**Exercise task**
Show every line that has the string "Understanding" in it.
═══ Given data
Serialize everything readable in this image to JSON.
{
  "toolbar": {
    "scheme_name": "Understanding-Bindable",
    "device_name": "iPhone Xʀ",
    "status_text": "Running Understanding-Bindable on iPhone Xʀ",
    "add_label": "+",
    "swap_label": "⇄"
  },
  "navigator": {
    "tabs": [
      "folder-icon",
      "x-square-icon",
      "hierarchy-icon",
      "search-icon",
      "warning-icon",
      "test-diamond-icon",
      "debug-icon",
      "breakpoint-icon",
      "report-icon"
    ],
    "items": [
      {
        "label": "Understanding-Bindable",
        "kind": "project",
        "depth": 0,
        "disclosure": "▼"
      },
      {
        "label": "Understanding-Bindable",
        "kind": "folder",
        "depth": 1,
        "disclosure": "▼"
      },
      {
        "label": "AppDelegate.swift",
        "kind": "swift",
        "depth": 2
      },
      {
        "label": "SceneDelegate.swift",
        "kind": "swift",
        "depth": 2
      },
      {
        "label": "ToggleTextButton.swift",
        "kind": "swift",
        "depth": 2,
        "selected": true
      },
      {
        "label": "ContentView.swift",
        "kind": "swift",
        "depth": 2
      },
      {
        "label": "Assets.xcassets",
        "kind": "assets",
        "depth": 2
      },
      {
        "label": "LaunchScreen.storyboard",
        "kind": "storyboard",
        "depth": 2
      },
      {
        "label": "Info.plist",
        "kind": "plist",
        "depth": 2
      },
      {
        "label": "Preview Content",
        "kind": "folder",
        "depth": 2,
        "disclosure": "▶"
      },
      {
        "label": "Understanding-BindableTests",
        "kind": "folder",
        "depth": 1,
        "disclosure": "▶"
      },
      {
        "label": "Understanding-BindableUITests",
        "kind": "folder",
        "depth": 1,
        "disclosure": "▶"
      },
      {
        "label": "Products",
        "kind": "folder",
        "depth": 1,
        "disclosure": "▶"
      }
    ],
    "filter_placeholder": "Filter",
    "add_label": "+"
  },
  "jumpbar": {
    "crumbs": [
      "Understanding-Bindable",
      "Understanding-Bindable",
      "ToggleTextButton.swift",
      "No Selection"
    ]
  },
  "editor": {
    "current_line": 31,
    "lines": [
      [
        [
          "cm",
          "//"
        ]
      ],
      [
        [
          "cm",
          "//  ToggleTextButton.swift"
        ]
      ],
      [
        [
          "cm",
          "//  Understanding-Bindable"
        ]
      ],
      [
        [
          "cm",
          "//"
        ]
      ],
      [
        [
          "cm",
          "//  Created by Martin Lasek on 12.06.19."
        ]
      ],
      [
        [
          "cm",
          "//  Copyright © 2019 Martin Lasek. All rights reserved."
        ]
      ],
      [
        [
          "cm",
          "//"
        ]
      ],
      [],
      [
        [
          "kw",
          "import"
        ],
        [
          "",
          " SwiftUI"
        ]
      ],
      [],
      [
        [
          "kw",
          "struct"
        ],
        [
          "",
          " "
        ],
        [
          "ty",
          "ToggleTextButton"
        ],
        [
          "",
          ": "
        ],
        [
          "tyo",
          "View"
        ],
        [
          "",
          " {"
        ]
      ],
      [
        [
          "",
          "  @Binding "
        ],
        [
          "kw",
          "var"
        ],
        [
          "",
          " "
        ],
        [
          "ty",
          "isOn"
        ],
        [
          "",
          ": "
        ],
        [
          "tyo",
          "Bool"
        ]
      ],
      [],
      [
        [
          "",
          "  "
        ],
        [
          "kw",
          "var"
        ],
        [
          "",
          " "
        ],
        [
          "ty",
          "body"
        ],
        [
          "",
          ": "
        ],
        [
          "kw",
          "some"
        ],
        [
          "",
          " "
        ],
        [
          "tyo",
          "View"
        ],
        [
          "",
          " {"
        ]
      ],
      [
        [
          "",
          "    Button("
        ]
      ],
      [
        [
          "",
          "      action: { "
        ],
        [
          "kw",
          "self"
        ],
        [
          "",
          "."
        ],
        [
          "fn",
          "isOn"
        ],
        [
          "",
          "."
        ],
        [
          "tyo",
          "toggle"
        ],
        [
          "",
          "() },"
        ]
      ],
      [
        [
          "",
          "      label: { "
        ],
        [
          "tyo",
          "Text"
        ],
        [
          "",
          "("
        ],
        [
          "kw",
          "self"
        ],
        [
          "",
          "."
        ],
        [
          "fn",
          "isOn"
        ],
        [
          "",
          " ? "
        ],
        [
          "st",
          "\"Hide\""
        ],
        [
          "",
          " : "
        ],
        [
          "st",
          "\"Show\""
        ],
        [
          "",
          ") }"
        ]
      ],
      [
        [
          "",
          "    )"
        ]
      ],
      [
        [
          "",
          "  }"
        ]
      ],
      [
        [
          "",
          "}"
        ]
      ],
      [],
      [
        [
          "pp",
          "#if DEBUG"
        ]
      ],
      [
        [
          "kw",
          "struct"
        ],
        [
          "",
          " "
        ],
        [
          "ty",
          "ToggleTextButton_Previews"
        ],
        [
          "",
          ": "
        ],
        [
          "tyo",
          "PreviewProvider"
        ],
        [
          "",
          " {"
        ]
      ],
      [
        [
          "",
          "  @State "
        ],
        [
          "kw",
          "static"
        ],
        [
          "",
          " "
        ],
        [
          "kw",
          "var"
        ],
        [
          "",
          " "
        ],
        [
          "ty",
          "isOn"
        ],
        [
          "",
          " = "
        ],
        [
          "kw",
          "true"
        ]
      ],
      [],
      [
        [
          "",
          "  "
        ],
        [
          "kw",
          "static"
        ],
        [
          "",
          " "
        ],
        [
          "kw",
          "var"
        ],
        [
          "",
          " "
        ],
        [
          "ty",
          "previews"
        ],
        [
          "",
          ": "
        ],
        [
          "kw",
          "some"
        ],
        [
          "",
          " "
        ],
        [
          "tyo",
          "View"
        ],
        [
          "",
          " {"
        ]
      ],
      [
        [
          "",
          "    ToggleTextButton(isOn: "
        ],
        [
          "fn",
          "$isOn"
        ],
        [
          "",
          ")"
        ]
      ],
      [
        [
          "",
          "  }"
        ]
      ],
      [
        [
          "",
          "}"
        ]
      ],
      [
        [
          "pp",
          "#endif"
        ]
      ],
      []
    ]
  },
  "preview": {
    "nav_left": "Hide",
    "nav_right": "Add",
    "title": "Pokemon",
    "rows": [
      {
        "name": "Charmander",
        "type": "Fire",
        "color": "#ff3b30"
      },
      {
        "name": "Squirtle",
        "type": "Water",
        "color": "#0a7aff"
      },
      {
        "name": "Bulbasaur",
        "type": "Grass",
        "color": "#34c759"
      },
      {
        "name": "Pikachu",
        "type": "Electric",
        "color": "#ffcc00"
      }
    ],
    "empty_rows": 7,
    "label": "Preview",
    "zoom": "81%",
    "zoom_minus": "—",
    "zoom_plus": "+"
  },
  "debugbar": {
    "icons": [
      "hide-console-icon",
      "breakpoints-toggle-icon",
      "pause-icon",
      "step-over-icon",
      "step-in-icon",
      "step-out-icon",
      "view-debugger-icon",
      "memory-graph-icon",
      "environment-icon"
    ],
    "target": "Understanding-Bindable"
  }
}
══════
**Expected answer**
    "scheme_name": "Understanding-Bindable",
    "status_text": "Running Understanding-Bindable on iPhone Xʀ",
        "label": "Understanding-Bindable",
        "label": "Understanding-Bindable",
        "label": "Understanding-BindableTests",
        "label": "Understanding-BindableUITests",
      "Understanding-Bindable",
      "Understanding-Bindable",
          "//  Understanding-Bindable"
    "target": "Understanding-Bindable"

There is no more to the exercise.